-------- Extracted records --------

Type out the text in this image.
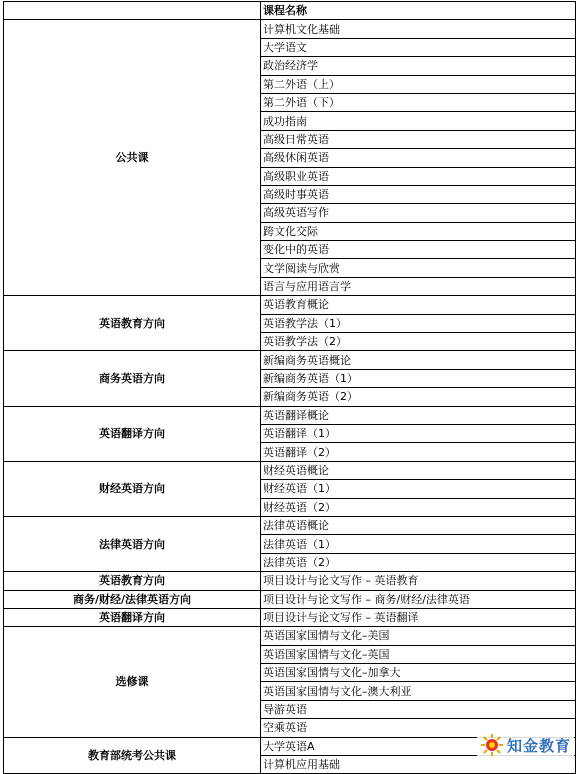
	课程名称
公共课	计算机文化基础
	大学语文
	政治经济学
	第二外语（上）
	第二外语（下）
	成功指南
	高级日常英语
	高级休闲英语
	高级职业英语
	高级时事英语
	高级英语写作
	跨文化交际
	变化中的英语
	文学阅读与欣赏
	语言与应用语言学
英语教育方向	英语教育概论
	英语教学法（1）
	英语教学法（2）
商务英语方向	新编商务英语概论
	新编商务英语（1）
	新编商务英语（2）
英语翻译方向	英语翻译概论
	英语翻译（1）
	英语翻译（2）
财经英语方向	财经英语概论
	财经英语（1）
	财经英语（2）
法律英语方向	法律英语概论
	法律英语（1）
	法律英语（2）
英语教育方向	项目设计与论文写作 – 英语教育
商务/财经/法律英语方向	项目设计与论文写作 – 商务/财经/法律英语
英语翻译方向	项目设计与论文写作 – 英语翻译
选修课	英语国家国情与文化–美国
	英语国家国情与文化–英国
	英语国家国情与文化–加拿大
	英语国家国情与文化–澳大利亚
	导游英语
	空乘英语
教育部统考公共课	大学英语A
	计算机应用基础
知金教育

--------

● **Prompt**: Your task is to reproduce all of the material exactly. The pictures stay out.

● **Finished answer**:
Type out the text in this image.
	课程名称
公共课	计算机文化基础
	大学语文
	政治经济学
	第二外语（上）
	第二外语（下）
	成功指南
	高级日常英语
	高级休闲英语
	高级职业英语
	高级时事英语
	高级英语写作
	跨文化交际
	变化中的英语
	文学阅读与欣赏
	语言与应用语言学
英语教育方向	英语教育概论
	英语教学法（1）
	英语教学法（2）
商务英语方向	新编商务英语概论
	新编商务英语（1）
	新编商务英语（2）
英语翻译方向	英语翻译概论
	英语翻译（1）
	英语翻译（2）
财经英语方向	财经英语概论
	财经英语（1）
	财经英语（2）
法律英语方向	法律英语概论
	法律英语（1）
	法律英语（2）
英语教育方向	项目设计与论文写作 – 英语教育
商务/财经/法律英语方向	项目设计与论文写作 – 商务/财经/法律英语
英语翻译方向	项目设计与论文写作 – 英语翻译
选修课	英语国家国情与文化–美国
	英语国家国情与文化–英国
	英语国家国情与文化–加拿大
	英语国家国情与文化–澳大利亚
	导游英语
	空乘英语
教育部统考公共课	大学英语A
	计算机应用基础
知金教育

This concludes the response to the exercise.